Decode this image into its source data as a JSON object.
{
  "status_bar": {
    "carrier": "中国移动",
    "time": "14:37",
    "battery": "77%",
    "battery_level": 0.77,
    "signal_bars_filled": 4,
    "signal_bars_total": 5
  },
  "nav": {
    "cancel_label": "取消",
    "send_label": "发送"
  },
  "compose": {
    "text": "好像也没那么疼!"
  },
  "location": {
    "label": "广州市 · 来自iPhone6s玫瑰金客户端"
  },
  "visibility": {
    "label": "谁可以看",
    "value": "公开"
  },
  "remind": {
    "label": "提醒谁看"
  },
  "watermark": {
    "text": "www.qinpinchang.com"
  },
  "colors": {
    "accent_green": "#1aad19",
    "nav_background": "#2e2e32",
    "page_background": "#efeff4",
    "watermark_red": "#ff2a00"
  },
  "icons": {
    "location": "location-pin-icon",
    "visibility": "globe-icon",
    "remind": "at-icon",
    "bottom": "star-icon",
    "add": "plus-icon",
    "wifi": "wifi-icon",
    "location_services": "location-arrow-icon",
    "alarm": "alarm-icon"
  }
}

══════════════════════════════

Instruction — Nothing may be left out: return each entry exactly as it reads.

Solution —
Decode this image into its source data as a JSON object.
{
  "status_bar": {
    "carrier": "中国移动",
    "time": "14:37",
    "battery": "77%",
    "battery_level": 0.77,
    "signal_bars_filled": 4,
    "signal_bars_total": 5
  },
  "nav": {
    "cancel_label": "取消",
    "send_label": "发送"
  },
  "compose": {
    "text": "好像也没那么疼!"
  },
  "location": {
    "label": "广州市 · 来自iPhone6s玫瑰金客户端"
  },
  "visibility": {
    "label": "谁可以看",
    "value": "公开"
  },
  "remind": {
    "label": "提醒谁看"
  },
  "watermark": {
    "text": "www.qinpinchang.com"
  },
  "colors": {
    "accent_green": "#1aad19",
    "nav_background": "#2e2e32",
    "page_background": "#efeff4",
    "watermark_red": "#ff2a00"
  },
  "icons": {
    "location": "location-pin-icon",
    "visibility": "globe-icon",
    "remind": "at-icon",
    "bottom": "star-icon",
    "add": "plus-icon",
    "wifi": "wifi-icon",
    "location_services": "location-arrow-icon",
    "alarm": "alarm-icon"
  }
}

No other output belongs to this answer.